Lines that include the word "shown" are the ones to copy.
== Records for this task
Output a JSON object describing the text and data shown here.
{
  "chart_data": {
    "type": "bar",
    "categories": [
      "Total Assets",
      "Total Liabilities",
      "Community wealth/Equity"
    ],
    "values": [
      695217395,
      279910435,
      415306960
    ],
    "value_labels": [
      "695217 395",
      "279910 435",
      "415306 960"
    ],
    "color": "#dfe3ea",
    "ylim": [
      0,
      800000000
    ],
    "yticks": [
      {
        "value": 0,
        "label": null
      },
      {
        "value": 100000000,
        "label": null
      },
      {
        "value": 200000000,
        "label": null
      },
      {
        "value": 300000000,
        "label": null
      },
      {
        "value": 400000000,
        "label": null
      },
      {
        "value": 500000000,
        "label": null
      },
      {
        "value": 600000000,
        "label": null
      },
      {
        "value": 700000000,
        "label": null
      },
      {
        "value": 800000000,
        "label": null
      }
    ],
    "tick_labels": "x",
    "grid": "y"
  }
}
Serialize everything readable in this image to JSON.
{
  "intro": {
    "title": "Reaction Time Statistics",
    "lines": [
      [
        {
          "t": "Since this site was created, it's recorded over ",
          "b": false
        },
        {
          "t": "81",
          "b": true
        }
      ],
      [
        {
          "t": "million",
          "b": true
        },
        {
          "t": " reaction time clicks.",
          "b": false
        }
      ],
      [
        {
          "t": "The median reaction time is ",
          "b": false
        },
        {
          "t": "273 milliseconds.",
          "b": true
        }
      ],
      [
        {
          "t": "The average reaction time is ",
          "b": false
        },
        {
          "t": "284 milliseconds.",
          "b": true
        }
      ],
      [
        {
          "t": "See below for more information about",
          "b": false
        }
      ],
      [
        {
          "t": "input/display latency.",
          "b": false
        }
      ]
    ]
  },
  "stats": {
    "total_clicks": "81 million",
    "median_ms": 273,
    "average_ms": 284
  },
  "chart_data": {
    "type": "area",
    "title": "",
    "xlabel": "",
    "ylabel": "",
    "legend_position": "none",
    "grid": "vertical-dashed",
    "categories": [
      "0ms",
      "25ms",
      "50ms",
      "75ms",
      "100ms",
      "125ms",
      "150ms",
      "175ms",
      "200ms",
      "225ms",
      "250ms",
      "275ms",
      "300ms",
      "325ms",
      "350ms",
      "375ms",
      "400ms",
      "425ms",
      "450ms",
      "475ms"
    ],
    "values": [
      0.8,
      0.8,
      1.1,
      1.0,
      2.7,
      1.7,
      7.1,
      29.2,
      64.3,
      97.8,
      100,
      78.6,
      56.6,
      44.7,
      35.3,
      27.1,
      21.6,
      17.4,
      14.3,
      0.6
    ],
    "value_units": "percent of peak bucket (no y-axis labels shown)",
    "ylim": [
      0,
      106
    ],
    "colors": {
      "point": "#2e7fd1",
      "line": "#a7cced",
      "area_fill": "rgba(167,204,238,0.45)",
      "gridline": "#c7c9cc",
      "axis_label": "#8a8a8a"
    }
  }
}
====
- **Answer in full**:
Output a JSON object describing the text and data shown here.
    "value_units": "percent of peak bucket (no y-axis labels shown)",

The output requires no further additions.